_Problem_
Return each line of the data below verbatim; pictures are to be left out.
##### Task material
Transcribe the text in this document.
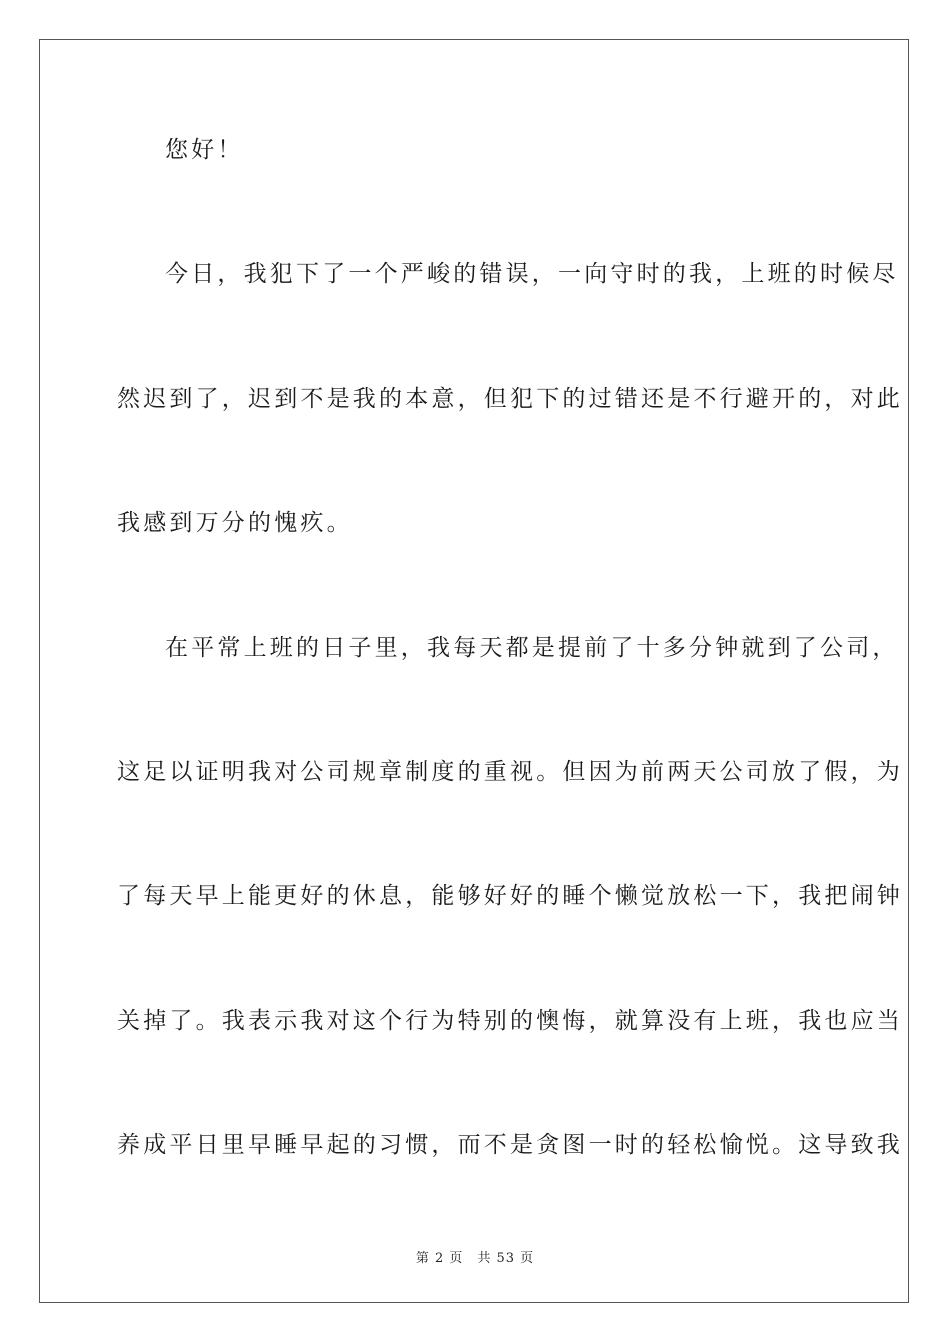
您好！
今日，我犯下了一个严峻的错误，一向守时的我，上班的时候尽
然迟到了，迟到不是我的本意，但犯下的过错还是不行避开的，对此
我感到万分的愧疚。
在平常上班的日子里，我每天都是提前了十多分钟就到了公司，
这足以证明我对公司规章制度的重视。但因为前两天公司放了假，为
了每天早上能更好的休息，能够好好的睡个懒觉放松一下，我把闹钟
关掉了。我表示我对这个行为特别的懊悔，就算没有上班，我也应当
养成平日里早睡早起的习惯，而不是贪图一时的轻松愉悦。这导致我
第 2 页 共 53 页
##########
_Exercise solution_
Transcribe the text in this document.
您好！
今日，我犯下了一个严峻的错误，一向守时的我，上班的时候尽
然迟到了，迟到不是我的本意，但犯下的过错还是不行避开的，对此
我感到万分的愧疚。
在平常上班的日子里，我每天都是提前了十多分钟就到了公司，
这足以证明我对公司规章制度的重视。但因为前两天公司放了假，为
了每天早上能更好的休息，能够好好的睡个懒觉放松一下，我把闹钟
关掉了。我表示我对这个行为特别的懊悔，就算没有上班，我也应当
养成平日里早睡早起的习惯，而不是贪图一时的轻松愉悦。这导致我
第 2 页 共 53 页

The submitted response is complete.